[Stored items from a collection]
========
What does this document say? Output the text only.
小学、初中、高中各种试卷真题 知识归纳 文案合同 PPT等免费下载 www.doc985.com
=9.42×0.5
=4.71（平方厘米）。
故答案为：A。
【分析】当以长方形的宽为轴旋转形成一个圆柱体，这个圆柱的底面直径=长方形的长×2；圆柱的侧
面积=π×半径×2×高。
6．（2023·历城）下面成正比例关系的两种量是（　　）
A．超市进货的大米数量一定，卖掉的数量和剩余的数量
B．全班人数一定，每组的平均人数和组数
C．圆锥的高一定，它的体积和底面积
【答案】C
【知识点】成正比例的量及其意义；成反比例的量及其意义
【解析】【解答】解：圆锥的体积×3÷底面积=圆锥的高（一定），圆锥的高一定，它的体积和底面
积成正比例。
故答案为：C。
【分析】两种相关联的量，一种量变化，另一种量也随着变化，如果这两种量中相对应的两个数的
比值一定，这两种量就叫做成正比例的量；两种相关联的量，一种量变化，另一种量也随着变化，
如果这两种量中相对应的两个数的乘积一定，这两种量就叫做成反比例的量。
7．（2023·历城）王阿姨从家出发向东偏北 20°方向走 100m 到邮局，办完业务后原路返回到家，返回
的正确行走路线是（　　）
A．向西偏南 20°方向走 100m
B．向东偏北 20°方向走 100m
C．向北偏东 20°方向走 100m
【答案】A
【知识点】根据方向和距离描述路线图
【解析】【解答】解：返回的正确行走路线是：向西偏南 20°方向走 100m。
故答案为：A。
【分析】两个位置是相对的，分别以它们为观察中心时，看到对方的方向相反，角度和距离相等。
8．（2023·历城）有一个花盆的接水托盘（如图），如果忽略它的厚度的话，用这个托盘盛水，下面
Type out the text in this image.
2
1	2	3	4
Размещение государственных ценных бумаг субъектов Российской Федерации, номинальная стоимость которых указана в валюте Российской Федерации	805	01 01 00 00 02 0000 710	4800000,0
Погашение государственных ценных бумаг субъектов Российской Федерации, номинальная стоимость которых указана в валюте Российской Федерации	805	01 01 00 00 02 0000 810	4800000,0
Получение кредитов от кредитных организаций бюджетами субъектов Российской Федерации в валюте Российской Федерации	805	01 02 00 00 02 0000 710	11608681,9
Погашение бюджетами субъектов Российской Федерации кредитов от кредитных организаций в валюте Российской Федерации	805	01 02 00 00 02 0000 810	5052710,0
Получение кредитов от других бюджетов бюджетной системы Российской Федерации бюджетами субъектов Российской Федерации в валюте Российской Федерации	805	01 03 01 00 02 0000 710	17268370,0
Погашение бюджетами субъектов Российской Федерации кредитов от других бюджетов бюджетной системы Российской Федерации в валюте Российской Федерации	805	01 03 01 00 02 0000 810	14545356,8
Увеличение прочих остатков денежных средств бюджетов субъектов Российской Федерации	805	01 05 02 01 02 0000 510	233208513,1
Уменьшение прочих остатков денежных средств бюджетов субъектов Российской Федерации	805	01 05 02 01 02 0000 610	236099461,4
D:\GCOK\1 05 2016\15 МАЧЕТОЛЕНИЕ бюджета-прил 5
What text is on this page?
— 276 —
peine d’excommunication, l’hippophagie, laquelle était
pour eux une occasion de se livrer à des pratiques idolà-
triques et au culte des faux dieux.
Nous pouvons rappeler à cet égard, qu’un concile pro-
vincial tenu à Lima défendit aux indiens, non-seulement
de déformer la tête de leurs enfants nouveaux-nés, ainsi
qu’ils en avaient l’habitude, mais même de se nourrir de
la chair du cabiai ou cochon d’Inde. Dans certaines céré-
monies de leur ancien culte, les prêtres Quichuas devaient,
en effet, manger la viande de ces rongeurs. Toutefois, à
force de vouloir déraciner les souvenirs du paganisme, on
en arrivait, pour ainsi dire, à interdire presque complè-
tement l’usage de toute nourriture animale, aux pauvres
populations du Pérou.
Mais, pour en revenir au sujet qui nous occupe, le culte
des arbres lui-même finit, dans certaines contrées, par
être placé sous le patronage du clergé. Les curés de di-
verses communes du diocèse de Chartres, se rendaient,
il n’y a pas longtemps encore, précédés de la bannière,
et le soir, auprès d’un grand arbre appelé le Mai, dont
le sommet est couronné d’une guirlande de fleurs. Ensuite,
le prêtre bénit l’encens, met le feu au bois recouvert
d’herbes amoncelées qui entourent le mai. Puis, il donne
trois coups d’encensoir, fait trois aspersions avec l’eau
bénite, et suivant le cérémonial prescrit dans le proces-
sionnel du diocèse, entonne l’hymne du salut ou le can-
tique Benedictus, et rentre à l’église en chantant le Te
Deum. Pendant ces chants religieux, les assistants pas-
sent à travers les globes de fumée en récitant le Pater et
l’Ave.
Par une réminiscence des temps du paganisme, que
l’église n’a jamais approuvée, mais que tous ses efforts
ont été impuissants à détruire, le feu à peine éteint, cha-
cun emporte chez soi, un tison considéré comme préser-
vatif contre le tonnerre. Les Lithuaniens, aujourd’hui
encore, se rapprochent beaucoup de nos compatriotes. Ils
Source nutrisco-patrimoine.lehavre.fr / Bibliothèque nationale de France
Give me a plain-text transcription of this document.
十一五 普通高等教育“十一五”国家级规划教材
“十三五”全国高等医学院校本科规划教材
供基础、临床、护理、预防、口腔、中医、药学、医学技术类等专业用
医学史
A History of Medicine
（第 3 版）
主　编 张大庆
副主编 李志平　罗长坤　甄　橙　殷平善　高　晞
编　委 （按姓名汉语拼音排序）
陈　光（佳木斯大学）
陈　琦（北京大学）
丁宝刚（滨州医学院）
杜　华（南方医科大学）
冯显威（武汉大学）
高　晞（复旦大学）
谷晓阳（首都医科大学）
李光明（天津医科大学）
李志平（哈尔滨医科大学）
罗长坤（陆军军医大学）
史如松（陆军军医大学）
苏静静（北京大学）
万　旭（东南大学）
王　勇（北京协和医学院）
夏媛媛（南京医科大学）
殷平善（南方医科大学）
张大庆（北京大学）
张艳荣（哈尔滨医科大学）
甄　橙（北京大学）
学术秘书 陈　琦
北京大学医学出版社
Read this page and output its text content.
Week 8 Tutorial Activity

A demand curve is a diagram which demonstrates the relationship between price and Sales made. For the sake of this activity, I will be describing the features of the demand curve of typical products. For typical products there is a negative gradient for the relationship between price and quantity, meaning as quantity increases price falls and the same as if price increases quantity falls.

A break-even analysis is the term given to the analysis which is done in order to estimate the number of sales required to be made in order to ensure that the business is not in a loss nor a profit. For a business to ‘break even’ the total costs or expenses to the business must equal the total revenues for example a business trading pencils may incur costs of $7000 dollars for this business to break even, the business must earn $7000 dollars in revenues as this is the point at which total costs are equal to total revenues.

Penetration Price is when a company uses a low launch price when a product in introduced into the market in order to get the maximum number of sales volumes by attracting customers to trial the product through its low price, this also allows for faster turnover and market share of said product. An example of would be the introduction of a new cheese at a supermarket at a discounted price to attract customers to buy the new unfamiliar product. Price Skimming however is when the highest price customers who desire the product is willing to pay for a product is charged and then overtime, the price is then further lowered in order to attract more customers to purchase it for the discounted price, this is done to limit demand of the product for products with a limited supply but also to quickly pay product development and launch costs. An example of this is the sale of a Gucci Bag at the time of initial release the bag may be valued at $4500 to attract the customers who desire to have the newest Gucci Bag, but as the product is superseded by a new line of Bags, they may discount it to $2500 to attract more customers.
========
● **WORK REQUIRED**
Return every entry verbatim.

● **ANSWER TO THE EXERCISE**
What does this document say? Output the text only.
小学、初中、高中各种试卷真题 知识归纳 文案合同 PPT等免费下载 www.doc985.com
=9.42×0.5
=4.71（平方厘米）。
故答案为：A。
【分析】当以长方形的宽为轴旋转形成一个圆柱体，这个圆柱的底面直径=长方形的长×2；圆柱的侧
面积=π×半径×2×高。
6．（2023·历城）下面成正比例关系的两种量是（　　）
A．超市进货的大米数量一定，卖掉的数量和剩余的数量
B．全班人数一定，每组的平均人数和组数
C．圆锥的高一定，它的体积和底面积
【答案】C
【知识点】成正比例的量及其意义；成反比例的量及其意义
【解析】【解答】解：圆锥的体积×3÷底面积=圆锥的高（一定），圆锥的高一定，它的体积和底面
积成正比例。
故答案为：C。
【分析】两种相关联的量，一种量变化，另一种量也随着变化，如果这两种量中相对应的两个数的
比值一定，这两种量就叫做成正比例的量；两种相关联的量，一种量变化，另一种量也随着变化，
如果这两种量中相对应的两个数的乘积一定，这两种量就叫做成反比例的量。
7．（2023·历城）王阿姨从家出发向东偏北 20°方向走 100m 到邮局，办完业务后原路返回到家，返回
的正确行走路线是（　　）
A．向西偏南 20°方向走 100m
B．向东偏北 20°方向走 100m
C．向北偏东 20°方向走 100m
【答案】A
【知识点】根据方向和距离描述路线图
【解析】【解答】解：返回的正确行走路线是：向西偏南 20°方向走 100m。
故答案为：A。
【分析】两个位置是相对的，分别以它们为观察中心时，看到对方的方向相反，角度和距离相等。
8．（2023·历城）有一个花盆的接水托盘（如图），如果忽略它的厚度的话，用这个托盘盛水，下面
Type out the text in this image.
2
1	2	3	4
Размещение государственных ценных бумаг субъектов Российской Федерации, номинальная стоимость которых указана в валюте Российской Федерации	805	01 01 00 00 02 0000 710	4800000,0
Погашение государственных ценных бумаг субъектов Российской Федерации, номинальная стоимость которых указана в валюте Российской Федерации	805	01 01 00 00 02 0000 810	4800000,0
Получение кредитов от кредитных организаций бюджетами субъектов Российской Федерации в валюте Российской Федерации	805	01 02 00 00 02 0000 710	11608681,9
Погашение бюджетами субъектов Российской Федерации кредитов от кредитных организаций в валюте Российской Федерации	805	01 02 00 00 02 0000 810	5052710,0
Получение кредитов от других бюджетов бюджетной системы Российской Федерации бюджетами субъектов Российской Федерации в валюте Российской Федерации	805	01 03 01 00 02 0000 710	17268370,0
Погашение бюджетами субъектов Российской Федерации кредитов от других бюджетов бюджетной системы Российской Федерации в валюте Российской Федерации	805	01 03 01 00 02 0000 810	14545356,8
Увеличение прочих остатков денежных средств бюджетов субъектов Российской Федерации	805	01 05 02 01 02 0000 510	233208513,1
Уменьшение прочих остатков денежных средств бюджетов субъектов Российской Федерации	805	01 05 02 01 02 0000 610	236099461,4
D:\GCOK\1 05 2016\15 МАЧЕТОЛЕНИЕ бюджета-прил 5
What text is on this page?
— 276 —
peine d’excommunication, l’hippophagie, laquelle était
pour eux une occasion de se livrer à des pratiques idolà-
triques et au culte des faux dieux.
Nous pouvons rappeler à cet égard, qu’un concile pro-
vincial tenu à Lima défendit aux indiens, non-seulement
de déformer la tête de leurs enfants nouveaux-nés, ainsi
qu’ils en avaient l’habitude, mais même de se nourrir de
la chair du cabiai ou cochon d’Inde. Dans certaines céré-
monies de leur ancien culte, les prêtres Quichuas devaient,
en effet, manger la viande de ces rongeurs. Toutefois, à
force de vouloir déraciner les souvenirs du paganisme, on
en arrivait, pour ainsi dire, à interdire presque complè-
tement l’usage de toute nourriture animale, aux pauvres
populations du Pérou.
Mais, pour en revenir au sujet qui nous occupe, le culte
des arbres lui-même finit, dans certaines contrées, par
être placé sous le patronage du clergé. Les curés de di-
verses communes du diocèse de Chartres, se rendaient,
il n’y a pas longtemps encore, précédés de la bannière,
et le soir, auprès d’un grand arbre appelé le Mai, dont
le sommet est couronné d’une guirlande de fleurs. Ensuite,
le prêtre bénit l’encens, met le feu au bois recouvert
d’herbes amoncelées qui entourent le mai. Puis, il donne
trois coups d’encensoir, fait trois aspersions avec l’eau
bénite, et suivant le cérémonial prescrit dans le proces-
sionnel du diocèse, entonne l’hymne du salut ou le can-
tique Benedictus, et rentre à l’église en chantant le Te
Deum. Pendant ces chants religieux, les assistants pas-
sent à travers les globes de fumée en récitant le Pater et
l’Ave.
Par une réminiscence des temps du paganisme, que
l’église n’a jamais approuvée, mais que tous ses efforts
ont été impuissants à détruire, le feu à peine éteint, cha-
cun emporte chez soi, un tison considéré comme préser-
vatif contre le tonnerre. Les Lithuaniens, aujourd’hui
encore, se rapprochent beaucoup de nos compatriotes. Ils
Source nutrisco-patrimoine.lehavre.fr / Bibliothèque nationale de France
Give me a plain-text transcription of this document.
十一五 普通高等教育“十一五”国家级规划教材
“十三五”全国高等医学院校本科规划教材
供基础、临床、护理、预防、口腔、中医、药学、医学技术类等专业用
医学史
A History of Medicine
（第 3 版）
主　编 张大庆
副主编 李志平　罗长坤　甄　橙　殷平善　高　晞
编　委 （按姓名汉语拼音排序）
陈　光（佳木斯大学）
陈　琦（北京大学）
丁宝刚（滨州医学院）
杜　华（南方医科大学）
冯显威（武汉大学）
高　晞（复旦大学）
谷晓阳（首都医科大学）
李光明（天津医科大学）
李志平（哈尔滨医科大学）
罗长坤（陆军军医大学）
史如松（陆军军医大学）
苏静静（北京大学）
万　旭（东南大学）
王　勇（北京协和医学院）
夏媛媛（南京医科大学）
殷平善（南方医科大学）
张大庆（北京大学）
张艳荣（哈尔滨医科大学）
甄　橙（北京大学）
学术秘书 陈　琦
北京大学医学出版社
Read this page and output its text content.
Week 8 Tutorial Activity

A demand curve is a diagram which demonstrates the relationship between price and Sales made. For the sake of this activity, I will be describing the features of the demand curve of typical products. For typical products there is a negative gradient for the relationship between price and quantity, meaning as quantity increases price falls and the same as if price increases quantity falls.

A break-even analysis is the term given to the analysis which is done in order to estimate the number of sales required to be made in order to ensure that the business is not in a loss nor a profit. For a business to ‘break even’ the total costs or expenses to the business must equal the total revenues for example a business trading pencils may incur costs of $7000 dollars for this business to break even, the business must earn $7000 dollars in revenues as this is the point at which total costs are equal to total revenues.

Penetration Price is when a company uses a low launch price when a product in introduced into the market in order to get the maximum number of sales volumes by attracting customers to trial the product through its low price, this also allows for faster turnover and market share of said product. An example of would be the introduction of a new cheese at a supermarket at a discounted price to attract customers to buy the new unfamiliar product. Price Skimming however is when the highest price customers who desire the product is willing to pay for a product is charged and then overtime, the price is then further lowered in order to attract more customers to purchase it for the discounted price, this is done to limit demand of the product for products with a limited supply but also to quickly pay product development and launch costs. An example of this is the sale of a Gucci Bag at the time of initial release the bag may be valued at $4500 to attract the customers who desire to have the newest Gucci Bag, but as the product is superseded by a new line of Bags, they may discount it to $2500 to attract more customers.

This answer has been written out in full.